* [WHAT YOU ARE ASKED TO DO]
Below is the data. Give it again, complete and exact.
## BEGIN MATERIAL FOR THE TASK
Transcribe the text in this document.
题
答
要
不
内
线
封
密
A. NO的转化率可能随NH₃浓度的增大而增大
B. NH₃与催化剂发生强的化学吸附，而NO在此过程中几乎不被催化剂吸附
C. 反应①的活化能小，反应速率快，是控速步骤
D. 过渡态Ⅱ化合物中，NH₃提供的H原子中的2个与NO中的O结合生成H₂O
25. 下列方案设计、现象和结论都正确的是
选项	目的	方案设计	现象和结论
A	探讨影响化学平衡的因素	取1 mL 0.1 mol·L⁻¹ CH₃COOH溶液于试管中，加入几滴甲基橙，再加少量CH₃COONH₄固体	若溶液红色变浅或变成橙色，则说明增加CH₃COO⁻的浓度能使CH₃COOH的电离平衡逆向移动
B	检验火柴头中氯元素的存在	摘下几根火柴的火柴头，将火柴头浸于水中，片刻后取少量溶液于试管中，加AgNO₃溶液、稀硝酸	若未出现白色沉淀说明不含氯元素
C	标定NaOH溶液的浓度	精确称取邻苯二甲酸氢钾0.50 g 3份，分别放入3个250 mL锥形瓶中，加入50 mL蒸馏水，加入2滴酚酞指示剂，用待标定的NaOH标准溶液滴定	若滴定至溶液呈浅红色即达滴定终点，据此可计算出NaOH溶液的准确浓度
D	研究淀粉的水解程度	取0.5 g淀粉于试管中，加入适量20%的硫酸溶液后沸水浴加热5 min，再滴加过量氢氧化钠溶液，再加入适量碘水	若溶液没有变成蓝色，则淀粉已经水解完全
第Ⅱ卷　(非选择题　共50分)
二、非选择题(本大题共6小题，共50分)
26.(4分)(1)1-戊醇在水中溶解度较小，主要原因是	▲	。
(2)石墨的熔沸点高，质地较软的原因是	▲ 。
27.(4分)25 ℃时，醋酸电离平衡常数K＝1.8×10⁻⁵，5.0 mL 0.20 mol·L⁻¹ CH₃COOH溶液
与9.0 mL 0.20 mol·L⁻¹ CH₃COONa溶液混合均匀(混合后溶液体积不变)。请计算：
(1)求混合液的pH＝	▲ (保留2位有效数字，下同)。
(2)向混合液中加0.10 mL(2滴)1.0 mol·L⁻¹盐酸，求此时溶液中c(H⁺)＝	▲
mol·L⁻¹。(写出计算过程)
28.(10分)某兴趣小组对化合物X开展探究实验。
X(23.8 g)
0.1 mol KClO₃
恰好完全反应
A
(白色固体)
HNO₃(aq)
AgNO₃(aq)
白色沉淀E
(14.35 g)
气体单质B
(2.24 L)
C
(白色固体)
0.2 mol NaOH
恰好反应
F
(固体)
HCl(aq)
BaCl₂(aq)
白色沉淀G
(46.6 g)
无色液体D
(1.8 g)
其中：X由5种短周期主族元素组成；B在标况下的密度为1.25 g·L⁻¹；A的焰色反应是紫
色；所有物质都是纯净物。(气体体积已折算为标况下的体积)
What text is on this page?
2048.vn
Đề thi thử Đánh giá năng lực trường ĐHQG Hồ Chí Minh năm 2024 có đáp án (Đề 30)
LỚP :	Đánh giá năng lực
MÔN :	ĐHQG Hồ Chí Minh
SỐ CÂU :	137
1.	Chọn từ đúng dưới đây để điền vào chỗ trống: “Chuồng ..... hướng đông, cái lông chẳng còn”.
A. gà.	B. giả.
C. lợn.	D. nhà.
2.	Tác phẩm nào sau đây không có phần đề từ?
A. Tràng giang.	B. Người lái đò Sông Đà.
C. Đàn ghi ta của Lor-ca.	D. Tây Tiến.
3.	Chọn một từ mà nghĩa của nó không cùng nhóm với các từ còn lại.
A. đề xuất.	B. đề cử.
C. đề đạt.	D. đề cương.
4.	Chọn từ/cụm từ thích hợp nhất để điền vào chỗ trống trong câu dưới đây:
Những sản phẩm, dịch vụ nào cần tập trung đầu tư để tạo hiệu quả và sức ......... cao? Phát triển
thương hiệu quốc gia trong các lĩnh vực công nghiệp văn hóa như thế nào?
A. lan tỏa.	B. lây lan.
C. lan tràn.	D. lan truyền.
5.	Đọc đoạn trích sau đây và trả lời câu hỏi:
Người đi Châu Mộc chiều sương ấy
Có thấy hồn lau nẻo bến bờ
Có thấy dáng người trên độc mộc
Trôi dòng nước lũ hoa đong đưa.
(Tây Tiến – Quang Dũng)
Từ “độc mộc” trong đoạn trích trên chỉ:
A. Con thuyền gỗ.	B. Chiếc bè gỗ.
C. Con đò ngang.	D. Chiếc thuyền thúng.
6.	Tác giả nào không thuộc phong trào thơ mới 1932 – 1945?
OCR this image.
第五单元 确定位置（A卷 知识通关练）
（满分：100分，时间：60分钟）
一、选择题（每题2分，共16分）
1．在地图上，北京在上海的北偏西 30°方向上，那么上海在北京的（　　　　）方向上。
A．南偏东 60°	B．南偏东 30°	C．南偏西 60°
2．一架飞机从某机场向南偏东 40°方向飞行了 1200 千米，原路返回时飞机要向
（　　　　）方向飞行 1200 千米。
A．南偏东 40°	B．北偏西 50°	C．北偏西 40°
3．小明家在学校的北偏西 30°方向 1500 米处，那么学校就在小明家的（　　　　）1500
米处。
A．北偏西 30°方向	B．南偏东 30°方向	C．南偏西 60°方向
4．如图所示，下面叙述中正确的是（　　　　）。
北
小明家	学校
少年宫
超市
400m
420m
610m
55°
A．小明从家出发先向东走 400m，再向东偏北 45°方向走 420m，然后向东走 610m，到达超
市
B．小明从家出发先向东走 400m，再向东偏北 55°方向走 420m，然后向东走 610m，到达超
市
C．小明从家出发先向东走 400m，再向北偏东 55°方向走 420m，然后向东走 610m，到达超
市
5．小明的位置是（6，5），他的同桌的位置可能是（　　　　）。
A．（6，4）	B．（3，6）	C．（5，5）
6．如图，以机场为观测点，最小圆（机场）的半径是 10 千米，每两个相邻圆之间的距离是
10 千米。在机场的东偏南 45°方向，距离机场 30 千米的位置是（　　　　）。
## END MATERIAL FOR THE TASK
* [OUTPUT]
Transcribe the text in this document.
题
答
要
不
内
线
封
密
A. NO的转化率可能随NH₃浓度的增大而增大
B. NH₃与催化剂发生强的化学吸附，而NO在此过程中几乎不被催化剂吸附
C. 反应①的活化能小，反应速率快，是控速步骤
D. 过渡态Ⅱ化合物中，NH₃提供的H原子中的2个与NO中的O结合生成H₂O
25. 下列方案设计、现象和结论都正确的是
选项	目的	方案设计	现象和结论
A	探讨影响化学平衡的因素	取1 mL 0.1 mol·L⁻¹ CH₃COOH溶液于试管中，加入几滴甲基橙，再加少量CH₃COONH₄固体	若溶液红色变浅或变成橙色，则说明增加CH₃COO⁻的浓度能使CH₃COOH的电离平衡逆向移动
B	检验火柴头中氯元素的存在	摘下几根火柴的火柴头，将火柴头浸于水中，片刻后取少量溶液于试管中，加AgNO₃溶液、稀硝酸	若未出现白色沉淀说明不含氯元素
C	标定NaOH溶液的浓度	精确称取邻苯二甲酸氢钾0.50 g 3份，分别放入3个250 mL锥形瓶中，加入50 mL蒸馏水，加入2滴酚酞指示剂，用待标定的NaOH标准溶液滴定	若滴定至溶液呈浅红色即达滴定终点，据此可计算出NaOH溶液的准确浓度
D	研究淀粉的水解程度	取0.5 g淀粉于试管中，加入适量20%的硫酸溶液后沸水浴加热5 min，再滴加过量氢氧化钠溶液，再加入适量碘水	若溶液没有变成蓝色，则淀粉已经水解完全
第Ⅱ卷　(非选择题　共50分)
二、非选择题(本大题共6小题，共50分)
26.(4分)(1)1-戊醇在水中溶解度较小，主要原因是	▲	。
(2)石墨的熔沸点高，质地较软的原因是	▲ 。
27.(4分)25 ℃时，醋酸电离平衡常数K＝1.8×10⁻⁵，5.0 mL 0.20 mol·L⁻¹ CH₃COOH溶液
与9.0 mL 0.20 mol·L⁻¹ CH₃COONa溶液混合均匀(混合后溶液体积不变)。请计算：
(1)求混合液的pH＝	▲ (保留2位有效数字，下同)。
(2)向混合液中加0.10 mL(2滴)1.0 mol·L⁻¹盐酸，求此时溶液中c(H⁺)＝	▲
mol·L⁻¹。(写出计算过程)
28.(10分)某兴趣小组对化合物X开展探究实验。
X(23.8 g)
0.1 mol KClO₃
恰好完全反应
A
(白色固体)
HNO₃(aq)
AgNO₃(aq)
白色沉淀E
(14.35 g)
气体单质B
(2.24 L)
C
(白色固体)
0.2 mol NaOH
恰好反应
F
(固体)
HCl(aq)
BaCl₂(aq)
白色沉淀G
(46.6 g)
无色液体D
(1.8 g)
其中：X由5种短周期主族元素组成；B在标况下的密度为1.25 g·L⁻¹；A的焰色反应是紫
色；所有物质都是纯净物。(气体体积已折算为标况下的体积)
What text is on this page?
2048.vn
Đề thi thử Đánh giá năng lực trường ĐHQG Hồ Chí Minh năm 2024 có đáp án (Đề 30)
LỚP :	Đánh giá năng lực
MÔN :	ĐHQG Hồ Chí Minh
SỐ CÂU :	137
1.	Chọn từ đúng dưới đây để điền vào chỗ trống: “Chuồng ..... hướng đông, cái lông chẳng còn”.
A. gà.	B. giả.
C. lợn.	D. nhà.
2.	Tác phẩm nào sau đây không có phần đề từ?
A. Tràng giang.	B. Người lái đò Sông Đà.
C. Đàn ghi ta của Lor-ca.	D. Tây Tiến.
3.	Chọn một từ mà nghĩa của nó không cùng nhóm với các từ còn lại.
A. đề xuất.	B. đề cử.
C. đề đạt.	D. đề cương.
4.	Chọn từ/cụm từ thích hợp nhất để điền vào chỗ trống trong câu dưới đây:
Những sản phẩm, dịch vụ nào cần tập trung đầu tư để tạo hiệu quả và sức ......... cao? Phát triển
thương hiệu quốc gia trong các lĩnh vực công nghiệp văn hóa như thế nào?
A. lan tỏa.	B. lây lan.
C. lan tràn.	D. lan truyền.
5.	Đọc đoạn trích sau đây và trả lời câu hỏi:
Người đi Châu Mộc chiều sương ấy
Có thấy hồn lau nẻo bến bờ
Có thấy dáng người trên độc mộc
Trôi dòng nước lũ hoa đong đưa.
(Tây Tiến – Quang Dũng)
Từ “độc mộc” trong đoạn trích trên chỉ:
A. Con thuyền gỗ.	B. Chiếc bè gỗ.
C. Con đò ngang.	D. Chiếc thuyền thúng.
6.	Tác giả nào không thuộc phong trào thơ mới 1932 – 1945?
OCR this image.
第五单元 确定位置（A卷 知识通关练）
（满分：100分，时间：60分钟）
一、选择题（每题2分，共16分）
1．在地图上，北京在上海的北偏西 30°方向上，那么上海在北京的（　　　　）方向上。
A．南偏东 60°	B．南偏东 30°	C．南偏西 60°
2．一架飞机从某机场向南偏东 40°方向飞行了 1200 千米，原路返回时飞机要向
（　　　　）方向飞行 1200 千米。
A．南偏东 40°	B．北偏西 50°	C．北偏西 40°
3．小明家在学校的北偏西 30°方向 1500 米处，那么学校就在小明家的（　　　　）1500
米处。
A．北偏西 30°方向	B．南偏东 30°方向	C．南偏西 60°方向
4．如图所示，下面叙述中正确的是（　　　　）。
北
小明家	学校
少年宫
超市
400m
420m
610m
55°
A．小明从家出发先向东走 400m，再向东偏北 45°方向走 420m，然后向东走 610m，到达超
市
B．小明从家出发先向东走 400m，再向东偏北 55°方向走 420m，然后向东走 610m，到达超
市
C．小明从家出发先向东走 400m，再向北偏东 55°方向走 420m，然后向东走 610m，到达超
市
5．小明的位置是（6，5），他的同桌的位置可能是（　　　　）。
A．（6，4）	B．（3，6）	C．（5，5）
6．如图，以机场为观测点，最小圆（机场）的半径是 10 千米，每两个相邻圆之间的距离是
10 千米。在机场的东偏南 45°方向，距离机场 30 千米的位置是（　　　　）。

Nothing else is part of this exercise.